Data supplied -
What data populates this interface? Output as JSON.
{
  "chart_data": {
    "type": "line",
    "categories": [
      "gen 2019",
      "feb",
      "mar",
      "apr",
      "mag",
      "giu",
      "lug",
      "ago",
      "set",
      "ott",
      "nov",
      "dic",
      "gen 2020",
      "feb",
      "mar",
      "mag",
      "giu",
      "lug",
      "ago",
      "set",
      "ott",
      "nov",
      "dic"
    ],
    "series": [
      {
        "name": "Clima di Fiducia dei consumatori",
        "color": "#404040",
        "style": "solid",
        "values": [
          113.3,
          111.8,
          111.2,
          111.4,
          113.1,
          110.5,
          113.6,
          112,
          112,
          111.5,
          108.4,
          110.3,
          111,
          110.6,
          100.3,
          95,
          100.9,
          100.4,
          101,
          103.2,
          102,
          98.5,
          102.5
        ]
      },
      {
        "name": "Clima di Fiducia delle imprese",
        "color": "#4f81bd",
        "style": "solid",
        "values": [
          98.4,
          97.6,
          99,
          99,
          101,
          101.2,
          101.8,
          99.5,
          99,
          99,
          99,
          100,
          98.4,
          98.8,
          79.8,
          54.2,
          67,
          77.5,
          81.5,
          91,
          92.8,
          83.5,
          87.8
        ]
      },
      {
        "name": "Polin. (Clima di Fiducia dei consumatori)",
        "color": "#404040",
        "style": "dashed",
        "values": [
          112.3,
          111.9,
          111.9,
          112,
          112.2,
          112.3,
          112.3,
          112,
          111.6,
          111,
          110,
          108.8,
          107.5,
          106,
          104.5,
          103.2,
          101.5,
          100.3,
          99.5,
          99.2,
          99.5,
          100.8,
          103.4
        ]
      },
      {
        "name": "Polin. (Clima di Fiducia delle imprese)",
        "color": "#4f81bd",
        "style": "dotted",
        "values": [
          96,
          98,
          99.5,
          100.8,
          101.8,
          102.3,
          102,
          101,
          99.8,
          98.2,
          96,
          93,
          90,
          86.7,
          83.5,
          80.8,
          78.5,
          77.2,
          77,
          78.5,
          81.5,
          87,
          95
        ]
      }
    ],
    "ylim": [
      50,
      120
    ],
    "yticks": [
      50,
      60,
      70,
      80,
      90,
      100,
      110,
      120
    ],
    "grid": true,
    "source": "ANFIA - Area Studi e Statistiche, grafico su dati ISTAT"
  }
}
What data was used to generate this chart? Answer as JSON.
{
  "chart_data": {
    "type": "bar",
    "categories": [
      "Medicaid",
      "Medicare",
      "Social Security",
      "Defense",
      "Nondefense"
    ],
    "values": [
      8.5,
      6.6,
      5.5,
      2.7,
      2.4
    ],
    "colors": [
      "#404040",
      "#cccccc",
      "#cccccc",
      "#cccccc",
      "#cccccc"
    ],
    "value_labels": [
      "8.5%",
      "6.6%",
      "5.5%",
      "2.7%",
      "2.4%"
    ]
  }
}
--
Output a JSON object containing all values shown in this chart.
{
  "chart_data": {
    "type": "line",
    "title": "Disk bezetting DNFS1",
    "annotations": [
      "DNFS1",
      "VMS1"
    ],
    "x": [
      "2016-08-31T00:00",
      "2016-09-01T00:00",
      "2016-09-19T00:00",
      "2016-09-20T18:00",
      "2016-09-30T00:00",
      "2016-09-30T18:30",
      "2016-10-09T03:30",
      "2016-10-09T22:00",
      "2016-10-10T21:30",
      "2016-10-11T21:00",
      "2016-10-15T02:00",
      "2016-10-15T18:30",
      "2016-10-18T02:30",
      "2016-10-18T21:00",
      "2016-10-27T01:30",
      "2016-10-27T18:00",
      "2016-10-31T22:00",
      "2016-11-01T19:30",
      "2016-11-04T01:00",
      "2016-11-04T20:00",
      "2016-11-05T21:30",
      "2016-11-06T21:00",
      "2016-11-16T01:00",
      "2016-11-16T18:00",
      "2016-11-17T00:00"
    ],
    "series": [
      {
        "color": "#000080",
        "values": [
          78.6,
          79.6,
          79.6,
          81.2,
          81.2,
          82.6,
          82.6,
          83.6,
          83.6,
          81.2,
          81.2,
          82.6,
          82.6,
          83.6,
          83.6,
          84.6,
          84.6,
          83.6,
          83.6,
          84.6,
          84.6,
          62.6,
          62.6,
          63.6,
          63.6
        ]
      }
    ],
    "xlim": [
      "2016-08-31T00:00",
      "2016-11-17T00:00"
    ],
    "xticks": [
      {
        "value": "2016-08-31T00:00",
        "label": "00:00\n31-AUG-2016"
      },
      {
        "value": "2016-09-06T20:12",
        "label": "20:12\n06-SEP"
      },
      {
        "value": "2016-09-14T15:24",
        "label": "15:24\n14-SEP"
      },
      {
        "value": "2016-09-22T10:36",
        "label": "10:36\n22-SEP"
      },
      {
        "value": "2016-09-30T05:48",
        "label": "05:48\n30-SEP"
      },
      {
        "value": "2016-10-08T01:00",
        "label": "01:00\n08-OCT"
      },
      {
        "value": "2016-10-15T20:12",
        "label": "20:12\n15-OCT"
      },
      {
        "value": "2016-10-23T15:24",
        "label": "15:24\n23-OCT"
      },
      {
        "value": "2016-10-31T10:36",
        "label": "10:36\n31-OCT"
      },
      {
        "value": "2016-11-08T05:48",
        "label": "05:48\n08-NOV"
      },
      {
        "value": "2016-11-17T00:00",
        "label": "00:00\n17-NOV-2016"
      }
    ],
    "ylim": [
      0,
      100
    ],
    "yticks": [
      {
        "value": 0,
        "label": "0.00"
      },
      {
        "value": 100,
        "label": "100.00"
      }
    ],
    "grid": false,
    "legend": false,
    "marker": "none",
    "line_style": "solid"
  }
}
...
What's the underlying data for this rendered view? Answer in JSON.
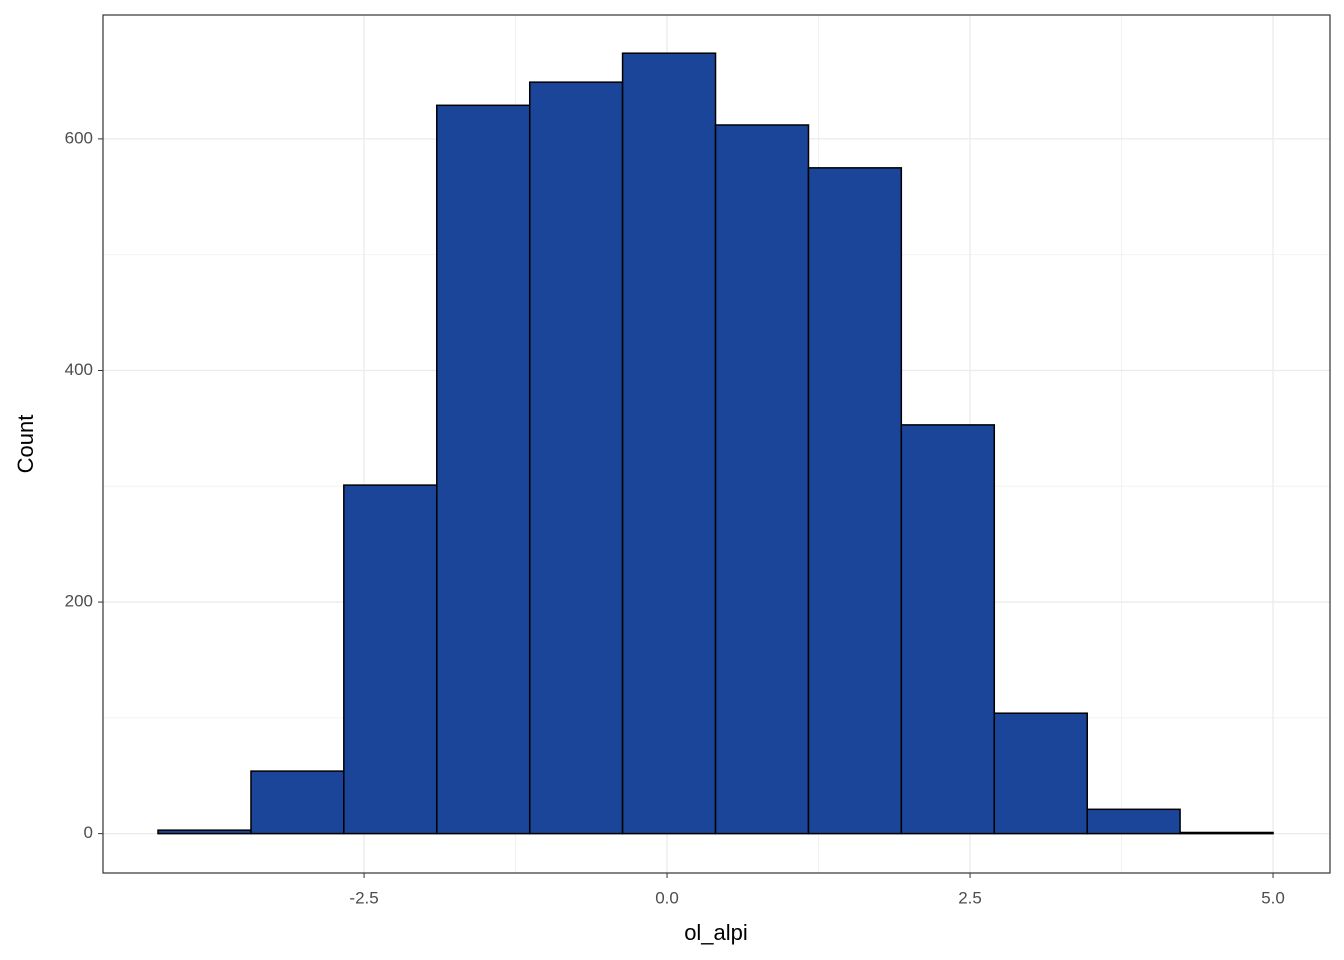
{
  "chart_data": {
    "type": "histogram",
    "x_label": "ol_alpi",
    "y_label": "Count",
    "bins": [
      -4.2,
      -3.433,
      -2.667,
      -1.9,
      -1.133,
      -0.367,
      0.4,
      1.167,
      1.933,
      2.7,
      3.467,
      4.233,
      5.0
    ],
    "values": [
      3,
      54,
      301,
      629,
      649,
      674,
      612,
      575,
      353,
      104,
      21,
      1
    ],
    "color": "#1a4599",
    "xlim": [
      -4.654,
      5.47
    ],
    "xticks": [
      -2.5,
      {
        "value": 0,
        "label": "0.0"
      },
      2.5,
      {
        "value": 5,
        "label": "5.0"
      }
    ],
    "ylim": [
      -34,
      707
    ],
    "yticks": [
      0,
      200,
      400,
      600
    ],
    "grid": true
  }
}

Given exercise - Where does the word "imprese" appear? Return each line that holds it.

Finished answer -
        "name": "Clima di Fiducia delle imprese",
        "name": "Polin. (Clima di Fiducia delle imprese)",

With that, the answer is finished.